━━ SOURCE RECORDS ━━

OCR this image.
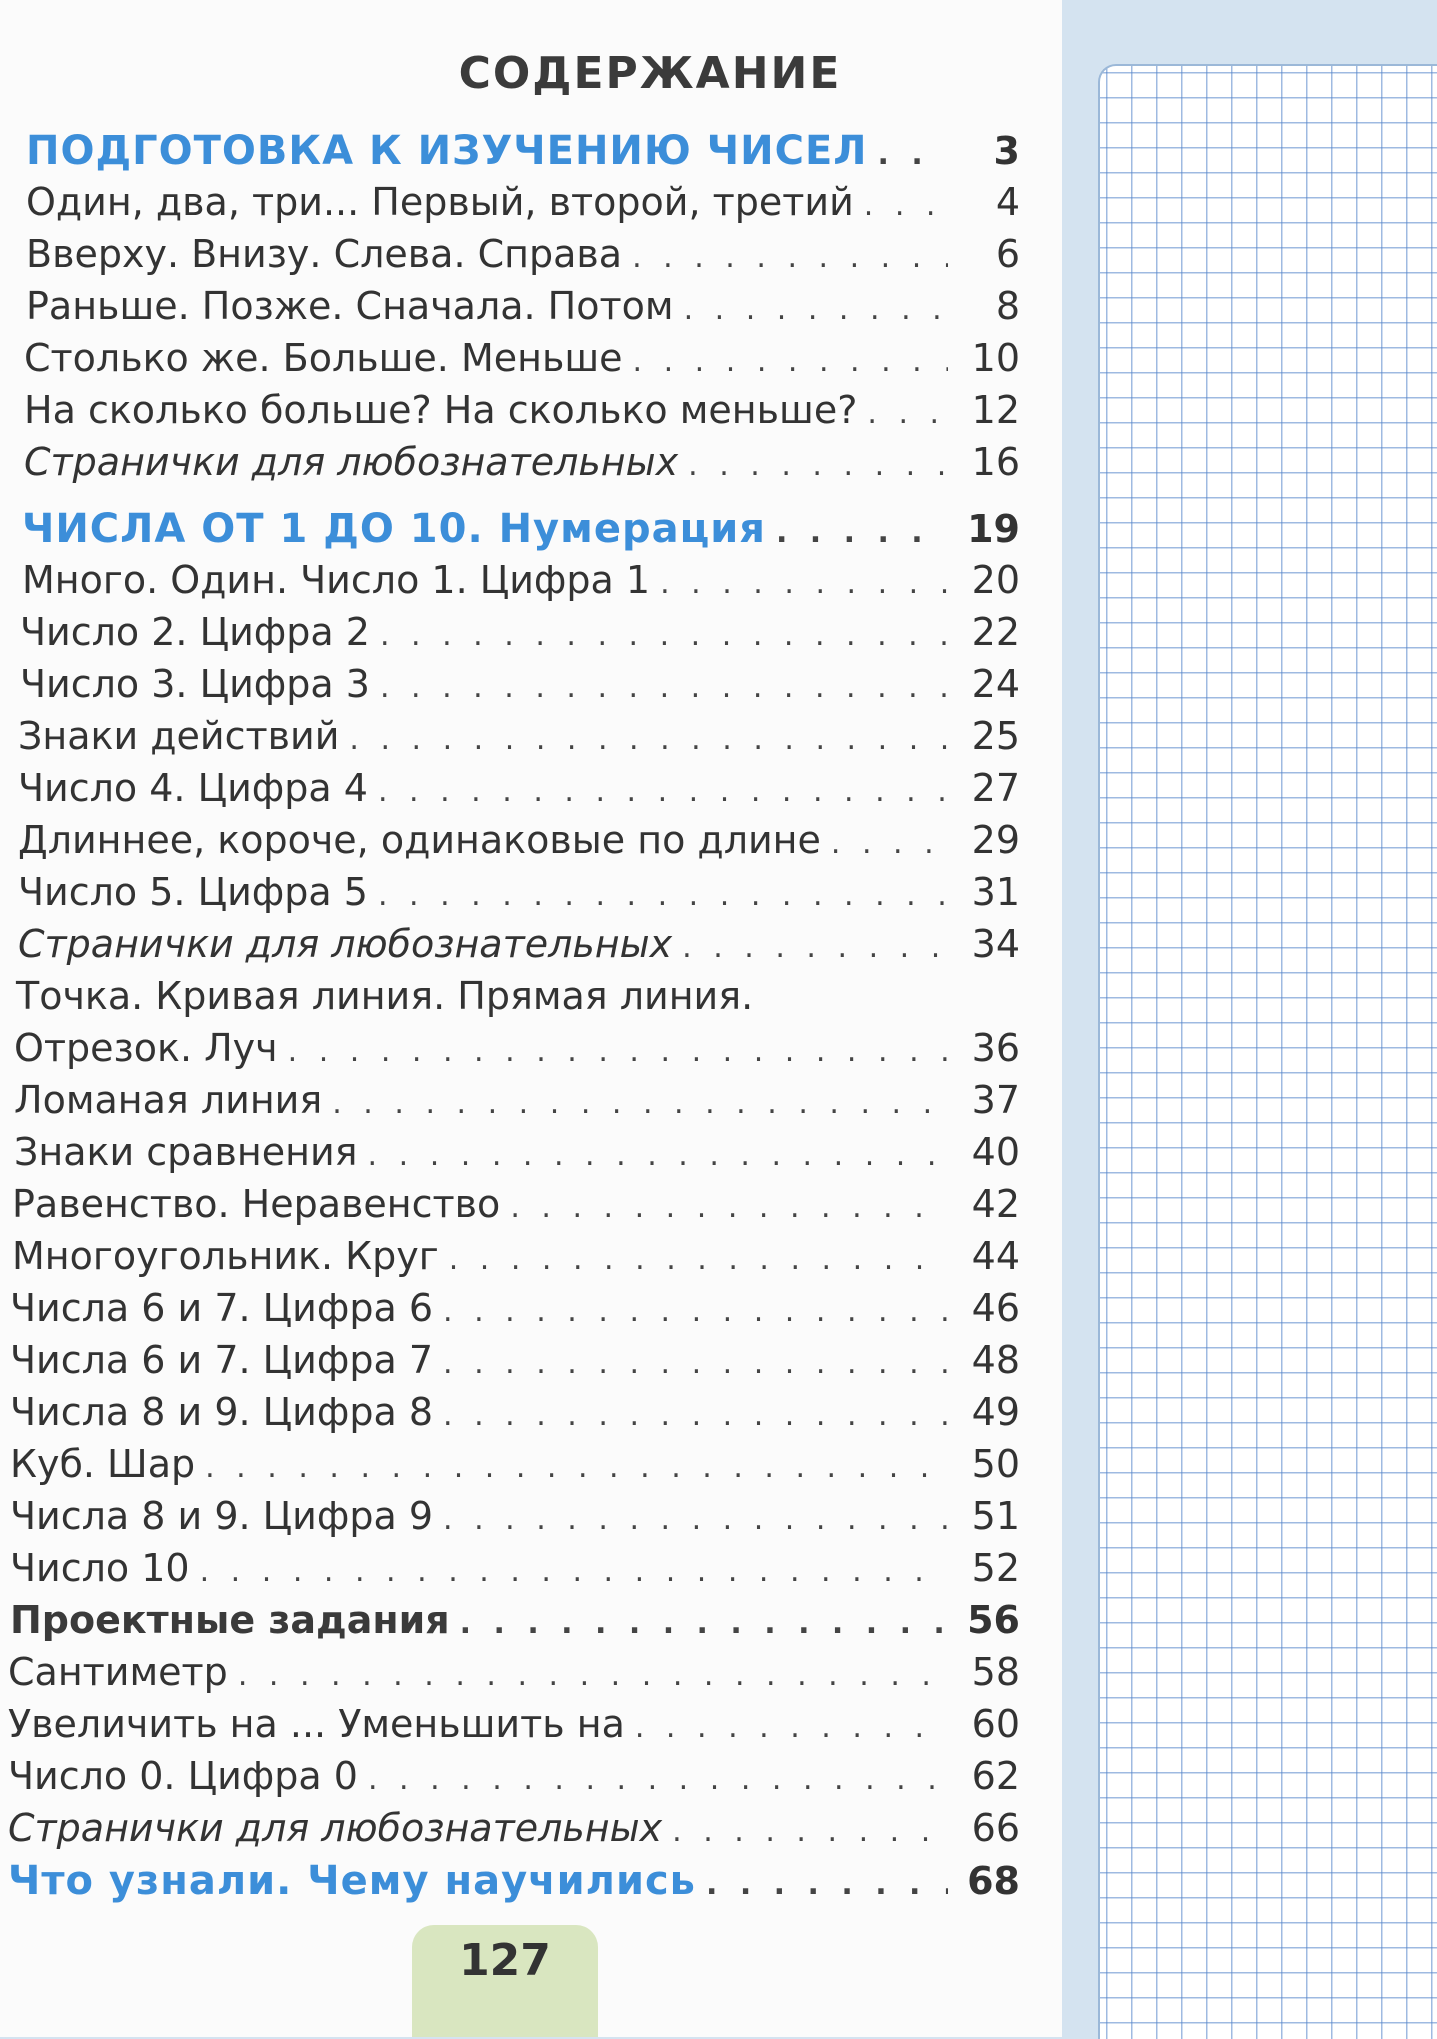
СОДЕРЖАНИЕ
ПОДГОТОВКА К ИЗУЧЕНИЮ ЧИСЕЛ . . .	3
Один, два, три... Первый, второй, третий . . .	4
Вверху. Внизу. Слева. Справа . . .	6
Раньше. Позже. Сначала. Потом . . .	8
Столько же. Больше. Меньше . . .	10
На сколько больше? На сколько меньше? . . .	12
Странички для любознательных . . .	16
ЧИСЛА ОТ 1 ДО 10. Нумерация . . .	19
Много. Один. Число 1. Цифра 1 . . .	20
Число 2. Цифра 2 . . .	22
Число 3. Цифра 3 . . .	24
Знаки действий . . .	25
Число 4. Цифра 4 . . .	27
Длиннее, короче, одинаковые по длине . . .	29
Число 5. Цифра 5 . . .	31
Странички для любознательных . . .	34
Точка. Кривая линия. Прямая линия.
Отрезок. Луч . . .	36
Ломаная линия . . .	37
Знаки сравнения . . .	40
Равенство. Неравенство . . .	42
Многоугольник. Круг . . .	44
Числа 6 и 7. Цифра 6 . . .	46
Числа 6 и 7. Цифра 7 . . .	48
Числа 8 и 9. Цифра 8 . . .	49
Куб. Шар . . .	50
Числа 8 и 9. Цифра 9 . . .	51
Число 10 . . .	52
Проектные задания . . .	56
Сантиметр . . .	58
Увеличить на ... Уменьшить на . . .	60
Число 0. Цифра 0 . . .	62
Странички для любознательных . . .	66
Что узнали. Чему научились . . .	68
127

━━━

(EXERCISE): Nothing in the entries above should change when they are printed again, except that the pictures are dropped.

(EXERCISE RESPONSE):
OCR this image.
СОДЕРЖАНИЕ
ПОДГОТОВКА К ИЗУЧЕНИЮ ЧИСЕЛ . . .	3
Один, два, три... Первый, второй, третий . . .	4
Вверху. Внизу. Слева. Справа . . .	6
Раньше. Позже. Сначала. Потом . . .	8
Столько же. Больше. Меньше . . .	10
На сколько больше? На сколько меньше? . . .	12
Странички для любознательных . . .	16
ЧИСЛА ОТ 1 ДО 10. Нумерация . . .	19
Много. Один. Число 1. Цифра 1 . . .	20
Число 2. Цифра 2 . . .	22
Число 3. Цифра 3 . . .	24
Знаки действий . . .	25
Число 4. Цифра 4 . . .	27
Длиннее, короче, одинаковые по длине . . .	29
Число 5. Цифра 5 . . .	31
Странички для любознательных . . .	34
Точка. Кривая линия. Прямая линия.
Отрезок. Луч . . .	36
Ломаная линия . . .	37
Знаки сравнения . . .	40
Равенство. Неравенство . . .	42
Многоугольник. Круг . . .	44
Числа 6 и 7. Цифра 6 . . .	46
Числа 6 и 7. Цифра 7 . . .	48
Числа 8 и 9. Цифра 8 . . .	49
Куб. Шар . . .	50
Числа 8 и 9. Цифра 9 . . .	51
Число 10 . . .	52
Проектные задания . . .	56
Сантиметр . . .	58
Увеличить на ... Уменьшить на . . .	60
Число 0. Цифра 0 . . .	62
Странички для любознательных . . .	66
Что узнали. Чему научились . . .	68
127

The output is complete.